◆ **Requirement**
Could you set down every entry exactly as it stands, without the images?

= = = = =

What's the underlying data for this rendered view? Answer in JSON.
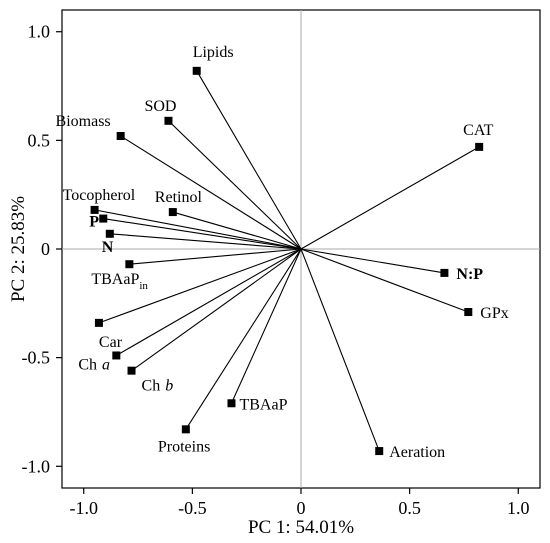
{
  "chart_data": {
    "type": "scatter",
    "subtype": "pca-biplot",
    "xlabel": "PC 1: 54.01%",
    "ylabel": "PC 2: 25.83%",
    "xlim": [
      -1.1,
      1.1
    ],
    "ylim": [
      -1.1,
      1.1
    ],
    "xticks": [
      "-1.0",
      "-0.5",
      "0",
      "0.5",
      "1.0"
    ],
    "yticks": [
      "1.0",
      "0.5",
      "0",
      "-0.5",
      "-1.0"
    ],
    "xtick_values": [
      -1.0,
      -0.5,
      0,
      0.5,
      1.0
    ],
    "ytick_values": [
      1.0,
      0.5,
      0,
      -0.5,
      -1.0
    ],
    "grid": false,
    "zero_lines": true,
    "vectors": [
      {
        "label": "Lipids",
        "x": -0.48,
        "y": 0.82
      },
      {
        "label": "SOD",
        "x": -0.61,
        "y": 0.59
      },
      {
        "label": "Biomass",
        "x": -0.83,
        "y": 0.52
      },
      {
        "label": "CAT",
        "x": 0.82,
        "y": 0.47
      },
      {
        "label": "Tocopherol",
        "x": -0.95,
        "y": 0.18
      },
      {
        "label": "Retinol",
        "x": -0.59,
        "y": 0.17
      },
      {
        "label": "P",
        "x": -0.91,
        "y": 0.14,
        "bold": true
      },
      {
        "label": "N",
        "x": -0.88,
        "y": 0.07,
        "bold": true
      },
      {
        "label": "TBAaP",
        "sub": "in",
        "x": -0.79,
        "y": -0.07
      },
      {
        "label": "N:P",
        "x": 0.66,
        "y": -0.11,
        "bold": true
      },
      {
        "label": "GPx",
        "x": 0.77,
        "y": -0.29
      },
      {
        "label": "Car",
        "x": -0.93,
        "y": -0.34
      },
      {
        "label": "Ch",
        "italic_suffix": "a",
        "x": -0.85,
        "y": -0.49
      },
      {
        "label": "Ch",
        "italic_suffix": "b",
        "x": -0.78,
        "y": -0.56
      },
      {
        "label": "TBAaP",
        "x": -0.32,
        "y": -0.71
      },
      {
        "label": "Proteins",
        "x": -0.53,
        "y": -0.83
      },
      {
        "label": "Aeration",
        "x": 0.36,
        "y": -0.93
      }
    ]
  }
}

= = = = =

◆ **Completed exercise**
What's the underlying data for this rendered view? Answer in JSON.
{
  "chart_data": {
    "type": "scatter",
    "subtype": "pca-biplot",
    "xlabel": "PC 1: 54.01%",
    "ylabel": "PC 2: 25.83%",
    "xlim": [
      -1.1,
      1.1
    ],
    "ylim": [
      -1.1,
      1.1
    ],
    "xticks": [
      "-1.0",
      "-0.5",
      "0",
      "0.5",
      "1.0"
    ],
    "yticks": [
      "1.0",
      "0.5",
      "0",
      "-0.5",
      "-1.0"
    ],
    "xtick_values": [
      -1.0,
      -0.5,
      0,
      0.5,
      1.0
    ],
    "ytick_values": [
      1.0,
      0.5,
      0,
      -0.5,
      -1.0
    ],
    "grid": false,
    "zero_lines": true,
    "vectors": [
      {
        "label": "Lipids",
        "x": -0.48,
        "y": 0.82
      },
      {
        "label": "SOD",
        "x": -0.61,
        "y": 0.59
      },
      {
        "label": "Biomass",
        "x": -0.83,
        "y": 0.52
      },
      {
        "label": "CAT",
        "x": 0.82,
        "y": 0.47
      },
      {
        "label": "Tocopherol",
        "x": -0.95,
        "y": 0.18
      },
      {
        "label": "Retinol",
        "x": -0.59,
        "y": 0.17
      },
      {
        "label": "P",
        "x": -0.91,
        "y": 0.14,
        "bold": true
      },
      {
        "label": "N",
        "x": -0.88,
        "y": 0.07,
        "bold": true
      },
      {
        "label": "TBAaP",
        "sub": "in",
        "x": -0.79,
        "y": -0.07
      },
      {
        "label": "N:P",
        "x": 0.66,
        "y": -0.11,
        "bold": true
      },
      {
        "label": "GPx",
        "x": 0.77,
        "y": -0.29
      },
      {
        "label": "Car",
        "x": -0.93,
        "y": -0.34
      },
      {
        "label": "Ch",
        "italic_suffix": "a",
        "x": -0.85,
        "y": -0.49
      },
      {
        "label": "Ch",
        "italic_suffix": "b",
        "x": -0.78,
        "y": -0.56
      },
      {
        "label": "TBAaP",
        "x": -0.32,
        "y": -0.71
      },
      {
        "label": "Proteins",
        "x": -0.53,
        "y": -0.83
      },
      {
        "label": "Aeration",
        "x": 0.36,
        "y": -0.93
      }
    ]
  }
}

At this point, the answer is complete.